— start RAW DATA —

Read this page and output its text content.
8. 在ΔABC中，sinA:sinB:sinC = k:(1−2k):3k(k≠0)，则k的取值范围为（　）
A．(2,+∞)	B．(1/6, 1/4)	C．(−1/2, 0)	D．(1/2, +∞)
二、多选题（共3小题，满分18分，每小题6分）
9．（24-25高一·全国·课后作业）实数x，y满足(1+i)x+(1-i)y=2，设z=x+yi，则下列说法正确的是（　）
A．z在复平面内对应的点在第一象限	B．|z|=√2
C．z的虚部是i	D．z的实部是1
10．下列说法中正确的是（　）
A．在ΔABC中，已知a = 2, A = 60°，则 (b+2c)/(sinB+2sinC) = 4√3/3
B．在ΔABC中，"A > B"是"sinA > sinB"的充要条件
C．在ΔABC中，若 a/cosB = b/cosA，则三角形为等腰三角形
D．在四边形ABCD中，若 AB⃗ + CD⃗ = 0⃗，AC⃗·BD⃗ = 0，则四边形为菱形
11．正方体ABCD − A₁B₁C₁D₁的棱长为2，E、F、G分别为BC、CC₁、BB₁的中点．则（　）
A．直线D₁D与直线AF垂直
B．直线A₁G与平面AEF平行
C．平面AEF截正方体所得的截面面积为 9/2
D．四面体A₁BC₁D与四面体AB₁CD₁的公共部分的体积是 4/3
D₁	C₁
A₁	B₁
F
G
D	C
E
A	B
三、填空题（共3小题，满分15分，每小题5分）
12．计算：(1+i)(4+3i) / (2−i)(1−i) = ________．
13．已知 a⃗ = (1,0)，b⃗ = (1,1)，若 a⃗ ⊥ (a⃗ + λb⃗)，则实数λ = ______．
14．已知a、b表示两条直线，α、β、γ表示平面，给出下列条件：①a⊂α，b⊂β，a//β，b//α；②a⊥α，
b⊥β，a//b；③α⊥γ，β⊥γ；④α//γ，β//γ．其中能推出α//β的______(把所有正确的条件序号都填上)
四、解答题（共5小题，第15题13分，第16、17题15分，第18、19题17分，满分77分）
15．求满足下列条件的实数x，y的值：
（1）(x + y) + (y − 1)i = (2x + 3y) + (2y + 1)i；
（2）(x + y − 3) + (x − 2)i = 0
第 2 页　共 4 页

— end RAW DATA —

→ JOB
Every line in the data that holds "sinB" should be copied out.

→ RESULT
8. 在ΔABC中，sinA:sinB:sinC = k:(1−2k):3k(k≠0)，则k的取值范围为（　）
A．在ΔABC中，已知a = 2, A = 60°，则 (b+2c)/(sinB+2sinC) = 4√3/3
B．在ΔABC中，"A > B"是"sinA > sinB"的充要条件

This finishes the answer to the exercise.